** BEGIN Listed entries **

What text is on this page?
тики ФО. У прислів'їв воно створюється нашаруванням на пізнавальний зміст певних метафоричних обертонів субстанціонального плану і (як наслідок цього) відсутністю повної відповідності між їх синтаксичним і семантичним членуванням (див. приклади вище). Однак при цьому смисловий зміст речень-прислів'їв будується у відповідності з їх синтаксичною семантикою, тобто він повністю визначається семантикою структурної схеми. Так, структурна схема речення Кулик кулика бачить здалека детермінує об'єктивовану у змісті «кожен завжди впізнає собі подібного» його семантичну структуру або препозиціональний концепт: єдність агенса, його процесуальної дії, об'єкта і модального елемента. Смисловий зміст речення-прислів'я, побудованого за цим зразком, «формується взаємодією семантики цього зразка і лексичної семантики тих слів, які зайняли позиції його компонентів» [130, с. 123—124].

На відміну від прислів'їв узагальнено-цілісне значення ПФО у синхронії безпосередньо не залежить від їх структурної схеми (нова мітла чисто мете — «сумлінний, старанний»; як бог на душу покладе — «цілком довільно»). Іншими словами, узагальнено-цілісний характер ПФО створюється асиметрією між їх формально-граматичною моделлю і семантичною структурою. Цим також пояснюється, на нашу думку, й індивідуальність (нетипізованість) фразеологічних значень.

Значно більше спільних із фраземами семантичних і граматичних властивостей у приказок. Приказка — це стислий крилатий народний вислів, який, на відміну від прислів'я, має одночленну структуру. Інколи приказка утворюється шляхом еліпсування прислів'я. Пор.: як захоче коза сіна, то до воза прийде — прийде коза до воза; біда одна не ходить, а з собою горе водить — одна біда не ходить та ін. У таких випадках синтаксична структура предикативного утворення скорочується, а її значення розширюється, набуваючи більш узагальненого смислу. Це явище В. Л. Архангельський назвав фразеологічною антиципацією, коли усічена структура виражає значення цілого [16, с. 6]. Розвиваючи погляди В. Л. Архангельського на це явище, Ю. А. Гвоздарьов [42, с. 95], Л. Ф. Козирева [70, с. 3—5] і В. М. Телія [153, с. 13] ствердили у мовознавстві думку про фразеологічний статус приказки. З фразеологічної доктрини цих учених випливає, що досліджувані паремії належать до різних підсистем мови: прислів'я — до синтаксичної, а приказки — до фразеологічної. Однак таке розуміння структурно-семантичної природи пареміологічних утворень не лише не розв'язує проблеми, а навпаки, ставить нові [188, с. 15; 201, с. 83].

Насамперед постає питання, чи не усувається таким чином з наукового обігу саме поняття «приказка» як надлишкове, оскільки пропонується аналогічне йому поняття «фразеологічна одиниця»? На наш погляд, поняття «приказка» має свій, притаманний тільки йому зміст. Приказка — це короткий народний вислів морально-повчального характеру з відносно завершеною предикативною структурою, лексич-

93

** END Listed entries **

• _Problem to work on_:
Give only the number of lines in the material above where the string "значення" appears.

• _Answer to the task_:
2